» Do this
For the entries below, how many lines include the word "Erwartete"? Give the figure and nothing more.

» Data supplied
——

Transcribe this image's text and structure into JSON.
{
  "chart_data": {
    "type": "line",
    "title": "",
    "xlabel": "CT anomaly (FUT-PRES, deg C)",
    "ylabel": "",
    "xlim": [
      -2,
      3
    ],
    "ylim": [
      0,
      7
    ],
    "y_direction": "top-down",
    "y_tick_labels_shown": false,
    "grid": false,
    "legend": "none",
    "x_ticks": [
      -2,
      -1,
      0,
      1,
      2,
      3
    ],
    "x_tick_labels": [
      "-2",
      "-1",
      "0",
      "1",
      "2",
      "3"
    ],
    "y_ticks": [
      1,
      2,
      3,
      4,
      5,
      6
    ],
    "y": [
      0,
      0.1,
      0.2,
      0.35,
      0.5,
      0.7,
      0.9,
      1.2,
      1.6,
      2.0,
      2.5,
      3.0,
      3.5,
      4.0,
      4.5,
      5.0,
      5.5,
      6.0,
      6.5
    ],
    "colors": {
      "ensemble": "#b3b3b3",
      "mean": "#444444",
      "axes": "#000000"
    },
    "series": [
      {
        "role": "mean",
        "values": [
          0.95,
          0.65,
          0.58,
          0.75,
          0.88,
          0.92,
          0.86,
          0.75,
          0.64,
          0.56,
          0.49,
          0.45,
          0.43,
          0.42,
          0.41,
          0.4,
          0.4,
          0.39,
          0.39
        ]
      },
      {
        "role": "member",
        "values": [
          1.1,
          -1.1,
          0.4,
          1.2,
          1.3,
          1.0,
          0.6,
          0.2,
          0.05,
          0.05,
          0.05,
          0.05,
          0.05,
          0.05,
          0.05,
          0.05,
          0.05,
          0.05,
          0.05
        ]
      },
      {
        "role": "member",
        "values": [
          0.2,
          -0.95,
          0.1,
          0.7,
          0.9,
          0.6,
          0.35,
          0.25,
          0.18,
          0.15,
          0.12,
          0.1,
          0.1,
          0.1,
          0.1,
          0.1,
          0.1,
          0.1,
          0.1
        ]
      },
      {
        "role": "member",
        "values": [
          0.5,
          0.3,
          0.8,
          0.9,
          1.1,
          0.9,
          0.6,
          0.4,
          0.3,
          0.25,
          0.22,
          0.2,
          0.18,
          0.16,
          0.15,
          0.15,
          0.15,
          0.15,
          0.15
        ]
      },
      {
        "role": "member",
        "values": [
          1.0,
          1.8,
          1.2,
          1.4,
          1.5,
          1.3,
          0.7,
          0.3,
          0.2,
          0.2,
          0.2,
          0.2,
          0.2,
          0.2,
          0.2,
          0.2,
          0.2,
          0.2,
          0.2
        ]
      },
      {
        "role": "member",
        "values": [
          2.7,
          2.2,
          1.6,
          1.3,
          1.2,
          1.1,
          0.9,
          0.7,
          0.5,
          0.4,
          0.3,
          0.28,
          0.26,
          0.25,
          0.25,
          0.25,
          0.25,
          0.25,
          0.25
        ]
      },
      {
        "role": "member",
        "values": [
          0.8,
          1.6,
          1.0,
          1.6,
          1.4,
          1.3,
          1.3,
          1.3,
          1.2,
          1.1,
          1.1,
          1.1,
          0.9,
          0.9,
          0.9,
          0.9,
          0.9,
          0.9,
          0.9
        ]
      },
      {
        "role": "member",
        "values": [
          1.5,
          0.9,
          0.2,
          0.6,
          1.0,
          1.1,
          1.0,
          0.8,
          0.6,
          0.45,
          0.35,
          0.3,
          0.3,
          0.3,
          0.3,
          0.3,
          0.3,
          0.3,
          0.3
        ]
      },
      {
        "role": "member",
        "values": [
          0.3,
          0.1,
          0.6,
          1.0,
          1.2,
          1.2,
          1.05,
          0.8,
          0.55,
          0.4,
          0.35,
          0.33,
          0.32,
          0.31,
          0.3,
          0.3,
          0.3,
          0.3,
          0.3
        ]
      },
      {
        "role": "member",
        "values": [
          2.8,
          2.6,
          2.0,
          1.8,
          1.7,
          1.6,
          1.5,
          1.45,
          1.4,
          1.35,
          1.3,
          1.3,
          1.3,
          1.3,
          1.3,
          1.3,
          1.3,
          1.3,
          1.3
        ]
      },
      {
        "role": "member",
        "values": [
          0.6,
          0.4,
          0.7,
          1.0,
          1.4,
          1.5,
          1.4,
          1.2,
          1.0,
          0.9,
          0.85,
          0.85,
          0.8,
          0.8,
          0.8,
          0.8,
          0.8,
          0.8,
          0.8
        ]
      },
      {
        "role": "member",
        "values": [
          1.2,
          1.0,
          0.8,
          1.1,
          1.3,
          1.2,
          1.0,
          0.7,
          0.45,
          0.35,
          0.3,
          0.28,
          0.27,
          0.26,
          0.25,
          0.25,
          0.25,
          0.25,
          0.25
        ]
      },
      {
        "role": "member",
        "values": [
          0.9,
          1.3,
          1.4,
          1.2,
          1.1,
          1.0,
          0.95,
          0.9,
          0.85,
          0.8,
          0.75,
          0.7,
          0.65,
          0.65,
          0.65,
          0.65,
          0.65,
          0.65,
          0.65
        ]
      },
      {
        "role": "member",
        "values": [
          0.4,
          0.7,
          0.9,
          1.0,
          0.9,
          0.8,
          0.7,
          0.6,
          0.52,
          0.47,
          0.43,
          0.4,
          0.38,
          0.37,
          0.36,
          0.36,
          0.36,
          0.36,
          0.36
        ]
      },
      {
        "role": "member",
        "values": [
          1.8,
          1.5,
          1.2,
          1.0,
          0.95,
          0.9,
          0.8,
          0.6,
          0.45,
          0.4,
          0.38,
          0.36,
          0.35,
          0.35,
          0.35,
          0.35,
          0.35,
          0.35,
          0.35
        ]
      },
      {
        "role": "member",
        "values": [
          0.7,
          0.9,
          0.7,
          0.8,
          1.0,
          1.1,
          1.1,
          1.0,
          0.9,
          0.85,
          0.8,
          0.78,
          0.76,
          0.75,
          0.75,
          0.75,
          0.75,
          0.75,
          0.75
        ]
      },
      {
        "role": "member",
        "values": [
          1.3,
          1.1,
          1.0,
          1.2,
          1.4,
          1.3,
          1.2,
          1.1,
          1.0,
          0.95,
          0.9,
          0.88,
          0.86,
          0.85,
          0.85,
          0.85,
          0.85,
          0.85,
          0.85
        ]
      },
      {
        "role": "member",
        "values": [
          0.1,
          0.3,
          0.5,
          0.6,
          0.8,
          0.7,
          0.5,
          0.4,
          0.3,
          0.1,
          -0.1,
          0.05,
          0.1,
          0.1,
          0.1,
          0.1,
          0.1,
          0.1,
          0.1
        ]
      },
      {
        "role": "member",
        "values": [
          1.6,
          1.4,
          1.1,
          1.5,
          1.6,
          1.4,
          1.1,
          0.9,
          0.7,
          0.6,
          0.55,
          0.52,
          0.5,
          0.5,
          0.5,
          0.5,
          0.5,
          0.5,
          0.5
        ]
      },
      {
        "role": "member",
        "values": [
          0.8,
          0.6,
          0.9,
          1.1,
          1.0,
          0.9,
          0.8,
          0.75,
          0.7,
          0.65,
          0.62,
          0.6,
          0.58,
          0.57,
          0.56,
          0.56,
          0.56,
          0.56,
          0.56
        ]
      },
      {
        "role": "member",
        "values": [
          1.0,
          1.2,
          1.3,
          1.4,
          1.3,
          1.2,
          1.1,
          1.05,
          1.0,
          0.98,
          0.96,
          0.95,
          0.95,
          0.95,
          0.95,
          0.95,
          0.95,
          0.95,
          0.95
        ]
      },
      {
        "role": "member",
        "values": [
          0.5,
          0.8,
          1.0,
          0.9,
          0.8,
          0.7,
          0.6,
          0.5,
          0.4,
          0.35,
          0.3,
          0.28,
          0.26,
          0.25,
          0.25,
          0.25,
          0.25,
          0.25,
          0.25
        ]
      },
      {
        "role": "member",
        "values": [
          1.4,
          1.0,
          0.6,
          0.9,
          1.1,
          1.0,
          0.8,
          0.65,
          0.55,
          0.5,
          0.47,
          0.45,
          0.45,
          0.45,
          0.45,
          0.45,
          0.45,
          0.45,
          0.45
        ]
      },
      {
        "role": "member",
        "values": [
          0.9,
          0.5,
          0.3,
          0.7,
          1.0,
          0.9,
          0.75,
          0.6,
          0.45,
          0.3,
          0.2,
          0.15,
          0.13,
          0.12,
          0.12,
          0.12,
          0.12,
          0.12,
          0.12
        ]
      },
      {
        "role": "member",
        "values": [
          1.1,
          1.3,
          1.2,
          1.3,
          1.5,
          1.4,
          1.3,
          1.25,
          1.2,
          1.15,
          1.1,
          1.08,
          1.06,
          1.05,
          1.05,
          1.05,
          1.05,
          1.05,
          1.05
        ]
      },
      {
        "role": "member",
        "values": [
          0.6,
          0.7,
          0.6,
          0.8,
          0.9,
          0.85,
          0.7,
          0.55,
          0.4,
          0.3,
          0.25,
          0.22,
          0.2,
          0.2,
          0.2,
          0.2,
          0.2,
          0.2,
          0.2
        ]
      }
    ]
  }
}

——

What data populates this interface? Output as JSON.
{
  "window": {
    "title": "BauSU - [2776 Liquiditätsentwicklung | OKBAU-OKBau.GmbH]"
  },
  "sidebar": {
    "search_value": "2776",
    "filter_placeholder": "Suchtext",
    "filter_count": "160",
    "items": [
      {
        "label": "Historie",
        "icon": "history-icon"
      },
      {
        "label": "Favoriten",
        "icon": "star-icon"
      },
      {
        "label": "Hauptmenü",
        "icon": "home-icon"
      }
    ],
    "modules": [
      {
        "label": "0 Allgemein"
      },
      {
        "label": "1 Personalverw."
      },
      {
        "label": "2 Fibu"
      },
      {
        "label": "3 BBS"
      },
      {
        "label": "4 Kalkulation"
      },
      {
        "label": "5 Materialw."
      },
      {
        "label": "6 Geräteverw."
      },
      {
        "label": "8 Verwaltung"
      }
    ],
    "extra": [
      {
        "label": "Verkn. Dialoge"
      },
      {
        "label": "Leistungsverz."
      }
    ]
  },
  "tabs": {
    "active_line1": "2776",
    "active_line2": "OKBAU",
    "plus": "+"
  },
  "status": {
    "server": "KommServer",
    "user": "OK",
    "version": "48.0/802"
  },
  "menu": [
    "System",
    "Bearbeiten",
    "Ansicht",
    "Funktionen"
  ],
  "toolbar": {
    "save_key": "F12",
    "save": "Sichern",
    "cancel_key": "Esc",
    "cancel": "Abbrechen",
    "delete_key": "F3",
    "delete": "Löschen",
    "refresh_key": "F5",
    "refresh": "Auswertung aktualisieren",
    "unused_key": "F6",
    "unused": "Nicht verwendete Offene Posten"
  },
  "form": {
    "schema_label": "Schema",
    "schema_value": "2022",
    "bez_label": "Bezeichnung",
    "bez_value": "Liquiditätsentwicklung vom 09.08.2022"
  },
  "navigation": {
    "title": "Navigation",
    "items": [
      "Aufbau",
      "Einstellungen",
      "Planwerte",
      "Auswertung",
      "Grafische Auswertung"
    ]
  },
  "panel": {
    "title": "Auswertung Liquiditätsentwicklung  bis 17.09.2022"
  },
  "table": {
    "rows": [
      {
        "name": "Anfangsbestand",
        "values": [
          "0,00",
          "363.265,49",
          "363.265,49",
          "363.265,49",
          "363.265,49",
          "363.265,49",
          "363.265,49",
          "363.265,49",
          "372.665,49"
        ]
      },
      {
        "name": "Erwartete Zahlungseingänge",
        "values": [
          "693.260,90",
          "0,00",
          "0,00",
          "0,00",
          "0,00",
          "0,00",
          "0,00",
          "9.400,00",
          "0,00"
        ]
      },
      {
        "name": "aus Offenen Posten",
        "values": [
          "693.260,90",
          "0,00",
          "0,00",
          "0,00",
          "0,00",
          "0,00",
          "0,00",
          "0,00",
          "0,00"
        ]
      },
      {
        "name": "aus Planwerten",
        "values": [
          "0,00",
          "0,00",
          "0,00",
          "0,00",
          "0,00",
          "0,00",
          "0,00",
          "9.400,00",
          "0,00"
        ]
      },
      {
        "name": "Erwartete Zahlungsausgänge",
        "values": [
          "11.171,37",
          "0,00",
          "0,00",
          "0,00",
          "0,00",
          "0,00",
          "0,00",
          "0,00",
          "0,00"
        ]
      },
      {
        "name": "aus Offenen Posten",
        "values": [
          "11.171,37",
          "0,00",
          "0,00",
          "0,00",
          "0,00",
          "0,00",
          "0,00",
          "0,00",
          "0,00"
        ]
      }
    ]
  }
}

——

» Response to the task
2